* [WHAT TO DO] Scan the material that follows. Copy every line containing the word "this".

Stored data

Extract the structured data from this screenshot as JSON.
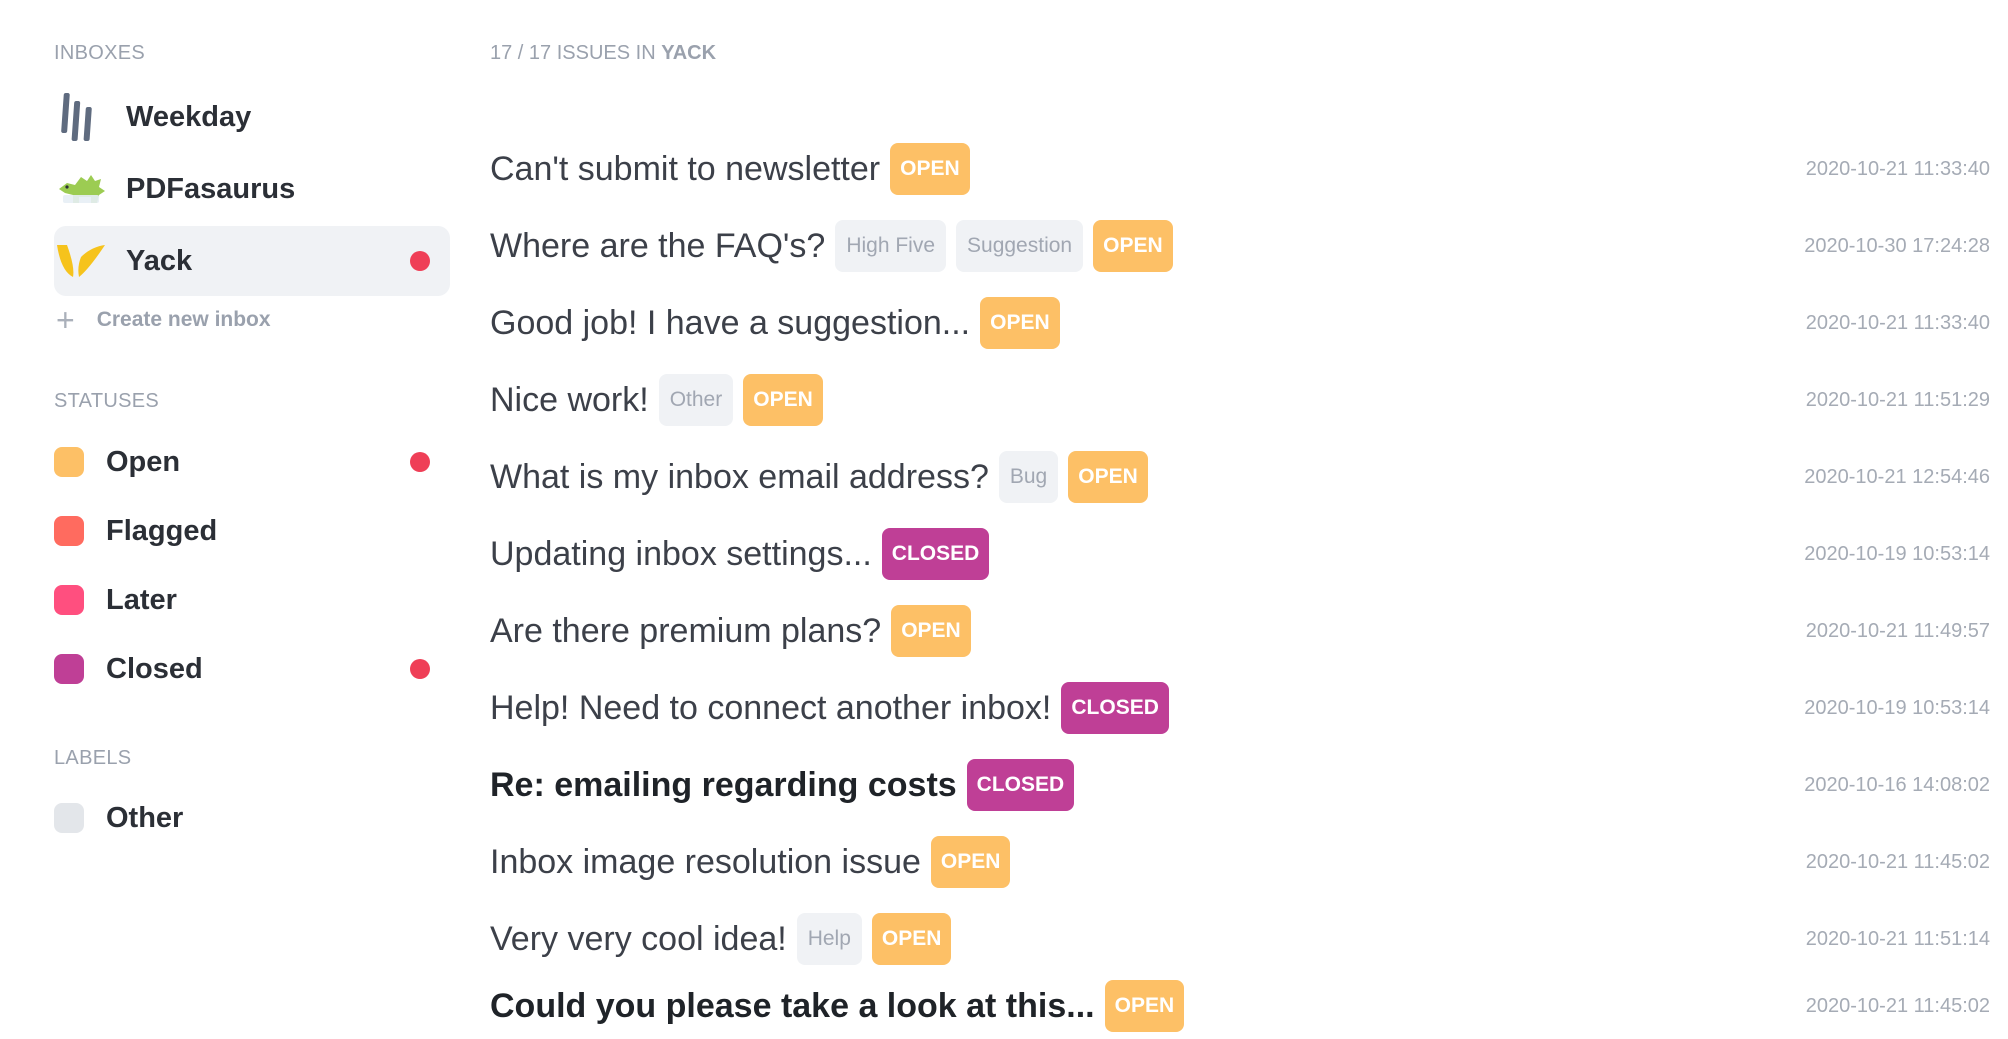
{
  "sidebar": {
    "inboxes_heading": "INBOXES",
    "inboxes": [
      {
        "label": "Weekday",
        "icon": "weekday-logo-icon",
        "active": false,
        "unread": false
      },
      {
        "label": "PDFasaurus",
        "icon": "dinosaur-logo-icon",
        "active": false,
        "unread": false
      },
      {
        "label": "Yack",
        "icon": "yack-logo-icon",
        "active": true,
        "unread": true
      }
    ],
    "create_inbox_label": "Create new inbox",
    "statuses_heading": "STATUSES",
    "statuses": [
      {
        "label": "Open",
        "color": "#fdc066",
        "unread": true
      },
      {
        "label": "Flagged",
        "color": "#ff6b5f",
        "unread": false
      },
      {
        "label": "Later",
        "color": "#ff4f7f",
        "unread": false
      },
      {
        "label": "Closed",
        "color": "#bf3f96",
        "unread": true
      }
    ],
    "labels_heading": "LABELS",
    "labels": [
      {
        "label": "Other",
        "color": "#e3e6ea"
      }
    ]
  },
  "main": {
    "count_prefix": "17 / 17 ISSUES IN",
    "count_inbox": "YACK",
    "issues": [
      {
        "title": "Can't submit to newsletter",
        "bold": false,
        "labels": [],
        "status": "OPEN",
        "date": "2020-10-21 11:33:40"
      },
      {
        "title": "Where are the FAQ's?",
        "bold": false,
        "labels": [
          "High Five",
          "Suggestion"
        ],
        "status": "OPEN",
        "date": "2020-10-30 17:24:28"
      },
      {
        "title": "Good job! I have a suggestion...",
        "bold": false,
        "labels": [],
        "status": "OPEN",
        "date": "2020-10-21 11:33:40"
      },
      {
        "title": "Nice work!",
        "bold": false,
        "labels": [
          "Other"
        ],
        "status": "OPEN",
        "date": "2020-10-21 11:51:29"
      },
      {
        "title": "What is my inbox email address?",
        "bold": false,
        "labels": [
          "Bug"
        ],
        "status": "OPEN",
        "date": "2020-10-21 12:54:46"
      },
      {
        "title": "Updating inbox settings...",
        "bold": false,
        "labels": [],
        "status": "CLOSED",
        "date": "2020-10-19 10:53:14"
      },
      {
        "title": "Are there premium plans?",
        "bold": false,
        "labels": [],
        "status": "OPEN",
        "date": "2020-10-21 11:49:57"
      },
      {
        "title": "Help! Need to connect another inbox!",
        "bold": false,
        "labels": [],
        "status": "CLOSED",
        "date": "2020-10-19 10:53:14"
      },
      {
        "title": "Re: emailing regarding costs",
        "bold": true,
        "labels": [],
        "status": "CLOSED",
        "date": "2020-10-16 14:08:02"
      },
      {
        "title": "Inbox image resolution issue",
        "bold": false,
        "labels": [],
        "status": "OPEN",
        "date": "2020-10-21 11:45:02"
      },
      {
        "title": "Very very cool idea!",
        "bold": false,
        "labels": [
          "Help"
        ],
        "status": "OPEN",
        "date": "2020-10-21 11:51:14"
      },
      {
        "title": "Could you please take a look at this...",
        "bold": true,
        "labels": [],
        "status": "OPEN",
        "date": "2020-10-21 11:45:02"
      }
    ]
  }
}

* [EXERCISE OUTPUT]
Extract the structured data from this screenshot as JSON.
        "title": "Could you please take a look at this...",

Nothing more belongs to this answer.